Below is a listing. Gather each line of it that contains "JSON".

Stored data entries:

------------------------------

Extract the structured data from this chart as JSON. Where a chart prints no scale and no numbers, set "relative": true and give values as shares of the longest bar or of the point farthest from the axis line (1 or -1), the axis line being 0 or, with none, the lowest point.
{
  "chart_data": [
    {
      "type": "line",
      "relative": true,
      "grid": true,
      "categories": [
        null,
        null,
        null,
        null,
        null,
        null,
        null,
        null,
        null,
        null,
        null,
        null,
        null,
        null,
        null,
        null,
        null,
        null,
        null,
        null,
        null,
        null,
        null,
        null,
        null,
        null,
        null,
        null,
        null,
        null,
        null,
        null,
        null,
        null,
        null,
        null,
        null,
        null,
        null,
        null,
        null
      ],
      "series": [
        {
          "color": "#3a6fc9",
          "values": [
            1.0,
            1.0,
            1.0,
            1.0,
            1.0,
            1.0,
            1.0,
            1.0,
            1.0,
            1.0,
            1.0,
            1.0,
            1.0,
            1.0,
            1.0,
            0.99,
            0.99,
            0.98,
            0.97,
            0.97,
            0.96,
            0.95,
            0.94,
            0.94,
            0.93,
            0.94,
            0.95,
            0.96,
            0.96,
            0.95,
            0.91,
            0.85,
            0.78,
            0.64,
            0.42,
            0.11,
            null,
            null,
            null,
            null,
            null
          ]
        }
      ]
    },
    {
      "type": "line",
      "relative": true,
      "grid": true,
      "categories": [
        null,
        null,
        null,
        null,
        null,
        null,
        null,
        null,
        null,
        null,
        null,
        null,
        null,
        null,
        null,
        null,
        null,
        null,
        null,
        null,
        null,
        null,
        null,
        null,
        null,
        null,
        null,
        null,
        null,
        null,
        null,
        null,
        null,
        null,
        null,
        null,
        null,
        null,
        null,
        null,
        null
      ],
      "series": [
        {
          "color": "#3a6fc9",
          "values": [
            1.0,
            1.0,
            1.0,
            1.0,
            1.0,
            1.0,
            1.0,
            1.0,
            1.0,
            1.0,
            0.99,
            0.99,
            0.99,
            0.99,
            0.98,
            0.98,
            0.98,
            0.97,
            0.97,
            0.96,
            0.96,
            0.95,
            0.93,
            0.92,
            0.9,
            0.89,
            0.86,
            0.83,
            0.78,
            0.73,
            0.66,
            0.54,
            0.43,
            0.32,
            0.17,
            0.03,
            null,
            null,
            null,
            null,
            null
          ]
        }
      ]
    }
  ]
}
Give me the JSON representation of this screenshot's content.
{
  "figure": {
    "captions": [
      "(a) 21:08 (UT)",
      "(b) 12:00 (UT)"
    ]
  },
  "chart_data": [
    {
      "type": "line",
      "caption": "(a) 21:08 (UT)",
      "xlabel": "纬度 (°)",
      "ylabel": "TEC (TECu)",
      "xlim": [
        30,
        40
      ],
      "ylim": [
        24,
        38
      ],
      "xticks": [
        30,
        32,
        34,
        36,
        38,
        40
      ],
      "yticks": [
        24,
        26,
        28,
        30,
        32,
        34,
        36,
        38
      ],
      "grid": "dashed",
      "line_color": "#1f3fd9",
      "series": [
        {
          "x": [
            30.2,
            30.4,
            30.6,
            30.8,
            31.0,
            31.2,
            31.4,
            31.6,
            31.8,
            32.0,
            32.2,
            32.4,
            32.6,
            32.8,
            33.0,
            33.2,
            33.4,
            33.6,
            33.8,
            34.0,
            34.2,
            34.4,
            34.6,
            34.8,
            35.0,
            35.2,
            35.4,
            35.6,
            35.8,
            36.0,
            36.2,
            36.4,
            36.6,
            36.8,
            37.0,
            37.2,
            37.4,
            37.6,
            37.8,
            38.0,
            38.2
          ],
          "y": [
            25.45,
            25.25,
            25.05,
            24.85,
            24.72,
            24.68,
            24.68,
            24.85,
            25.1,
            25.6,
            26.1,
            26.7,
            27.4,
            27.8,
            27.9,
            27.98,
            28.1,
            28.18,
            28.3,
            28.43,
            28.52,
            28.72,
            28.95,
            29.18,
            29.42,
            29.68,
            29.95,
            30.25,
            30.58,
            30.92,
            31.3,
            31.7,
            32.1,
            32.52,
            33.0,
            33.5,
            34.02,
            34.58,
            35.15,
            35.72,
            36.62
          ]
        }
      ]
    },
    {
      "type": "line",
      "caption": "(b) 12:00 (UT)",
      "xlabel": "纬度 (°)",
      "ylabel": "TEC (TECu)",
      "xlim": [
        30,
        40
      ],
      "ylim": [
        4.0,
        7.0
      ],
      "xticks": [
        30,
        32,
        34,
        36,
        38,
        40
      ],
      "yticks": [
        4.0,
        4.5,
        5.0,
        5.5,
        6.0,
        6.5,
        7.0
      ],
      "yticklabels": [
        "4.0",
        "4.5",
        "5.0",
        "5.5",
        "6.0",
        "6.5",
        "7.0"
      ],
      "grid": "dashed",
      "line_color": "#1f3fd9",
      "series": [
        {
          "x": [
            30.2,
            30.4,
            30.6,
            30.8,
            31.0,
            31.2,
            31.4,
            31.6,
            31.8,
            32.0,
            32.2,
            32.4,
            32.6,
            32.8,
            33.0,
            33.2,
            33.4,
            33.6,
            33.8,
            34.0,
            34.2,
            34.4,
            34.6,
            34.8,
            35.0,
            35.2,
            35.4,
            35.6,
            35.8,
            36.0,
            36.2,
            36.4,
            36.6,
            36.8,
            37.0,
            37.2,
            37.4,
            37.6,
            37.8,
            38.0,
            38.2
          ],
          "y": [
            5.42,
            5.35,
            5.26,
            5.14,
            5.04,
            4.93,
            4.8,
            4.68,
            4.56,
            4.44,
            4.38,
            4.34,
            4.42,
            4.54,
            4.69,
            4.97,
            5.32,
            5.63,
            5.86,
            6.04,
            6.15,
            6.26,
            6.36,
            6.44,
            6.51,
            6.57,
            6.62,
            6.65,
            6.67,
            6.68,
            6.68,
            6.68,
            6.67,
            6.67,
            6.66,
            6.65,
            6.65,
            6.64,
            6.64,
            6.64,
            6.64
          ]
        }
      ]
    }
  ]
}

------------------------------

THE OUTPUT:
Extract the structured data from this chart as JSON. Where a chart prints no scale and no numbers, set "relative": true and give values as shares of the longest bar or of the point farthest from the axis line (1 or -1), the axis line being 0 or, with none, the lowest point.
Give me the JSON representation of this screenshot's content.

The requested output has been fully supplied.